Pull out every line with the word "text" from the entries below.

++++++++++++++++++++

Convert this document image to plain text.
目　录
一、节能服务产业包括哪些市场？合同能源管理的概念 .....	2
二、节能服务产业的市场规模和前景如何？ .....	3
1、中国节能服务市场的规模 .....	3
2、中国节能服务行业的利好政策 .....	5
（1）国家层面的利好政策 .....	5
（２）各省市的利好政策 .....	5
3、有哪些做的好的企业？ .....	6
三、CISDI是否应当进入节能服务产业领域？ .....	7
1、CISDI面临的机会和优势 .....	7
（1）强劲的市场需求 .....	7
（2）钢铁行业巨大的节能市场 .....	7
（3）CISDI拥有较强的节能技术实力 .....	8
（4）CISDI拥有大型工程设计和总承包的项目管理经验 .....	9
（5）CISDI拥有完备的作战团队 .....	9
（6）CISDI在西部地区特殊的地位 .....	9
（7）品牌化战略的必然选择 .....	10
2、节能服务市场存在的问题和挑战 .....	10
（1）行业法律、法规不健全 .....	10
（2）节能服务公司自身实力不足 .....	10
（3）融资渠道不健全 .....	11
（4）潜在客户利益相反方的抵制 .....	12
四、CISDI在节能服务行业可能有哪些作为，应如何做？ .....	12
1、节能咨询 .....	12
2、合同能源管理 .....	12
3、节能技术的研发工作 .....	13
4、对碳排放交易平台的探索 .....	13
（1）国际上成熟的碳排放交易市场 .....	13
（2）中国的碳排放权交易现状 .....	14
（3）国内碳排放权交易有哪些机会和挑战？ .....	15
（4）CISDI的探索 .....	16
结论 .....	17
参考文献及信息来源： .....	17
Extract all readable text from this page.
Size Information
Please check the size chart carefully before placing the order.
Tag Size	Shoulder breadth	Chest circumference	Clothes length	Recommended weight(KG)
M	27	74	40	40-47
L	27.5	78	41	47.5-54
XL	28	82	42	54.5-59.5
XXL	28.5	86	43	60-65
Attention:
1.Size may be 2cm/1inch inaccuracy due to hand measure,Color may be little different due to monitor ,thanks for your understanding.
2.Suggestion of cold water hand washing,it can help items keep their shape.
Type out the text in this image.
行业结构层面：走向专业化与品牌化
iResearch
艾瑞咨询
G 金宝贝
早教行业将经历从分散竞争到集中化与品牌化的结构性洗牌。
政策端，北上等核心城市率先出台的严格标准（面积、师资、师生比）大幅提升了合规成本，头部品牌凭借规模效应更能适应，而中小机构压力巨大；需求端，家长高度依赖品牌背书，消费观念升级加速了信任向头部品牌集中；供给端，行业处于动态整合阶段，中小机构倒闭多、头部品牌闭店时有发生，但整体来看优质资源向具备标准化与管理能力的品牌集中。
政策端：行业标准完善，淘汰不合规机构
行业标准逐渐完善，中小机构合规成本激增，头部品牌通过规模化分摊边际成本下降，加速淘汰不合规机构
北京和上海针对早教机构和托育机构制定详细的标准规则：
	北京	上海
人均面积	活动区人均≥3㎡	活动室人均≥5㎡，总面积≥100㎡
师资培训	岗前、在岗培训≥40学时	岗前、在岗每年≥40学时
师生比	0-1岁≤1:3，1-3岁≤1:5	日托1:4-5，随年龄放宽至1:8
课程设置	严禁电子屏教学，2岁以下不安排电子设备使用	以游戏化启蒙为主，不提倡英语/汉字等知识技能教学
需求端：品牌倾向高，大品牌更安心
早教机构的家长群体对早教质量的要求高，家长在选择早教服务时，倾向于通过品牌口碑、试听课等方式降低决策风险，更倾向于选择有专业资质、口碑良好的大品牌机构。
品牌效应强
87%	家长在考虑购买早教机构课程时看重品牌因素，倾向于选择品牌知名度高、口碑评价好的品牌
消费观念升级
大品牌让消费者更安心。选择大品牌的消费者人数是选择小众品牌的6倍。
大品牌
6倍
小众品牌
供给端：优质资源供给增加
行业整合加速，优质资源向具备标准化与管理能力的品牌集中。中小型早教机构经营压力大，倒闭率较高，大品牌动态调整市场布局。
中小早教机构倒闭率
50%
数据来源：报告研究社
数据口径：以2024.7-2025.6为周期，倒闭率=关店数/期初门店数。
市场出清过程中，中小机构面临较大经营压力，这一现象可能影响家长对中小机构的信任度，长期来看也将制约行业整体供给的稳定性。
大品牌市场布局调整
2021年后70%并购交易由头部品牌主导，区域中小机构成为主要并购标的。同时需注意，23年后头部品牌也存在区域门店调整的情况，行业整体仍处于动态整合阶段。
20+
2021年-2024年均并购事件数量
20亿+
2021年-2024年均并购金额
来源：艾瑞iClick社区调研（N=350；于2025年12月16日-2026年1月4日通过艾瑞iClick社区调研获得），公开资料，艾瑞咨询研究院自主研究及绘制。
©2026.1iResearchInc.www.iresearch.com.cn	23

++++++++++++++++++++

## Reply to the task
Convert this document image to plain text.
Extract all readable text from this page.
Type out the text in this image.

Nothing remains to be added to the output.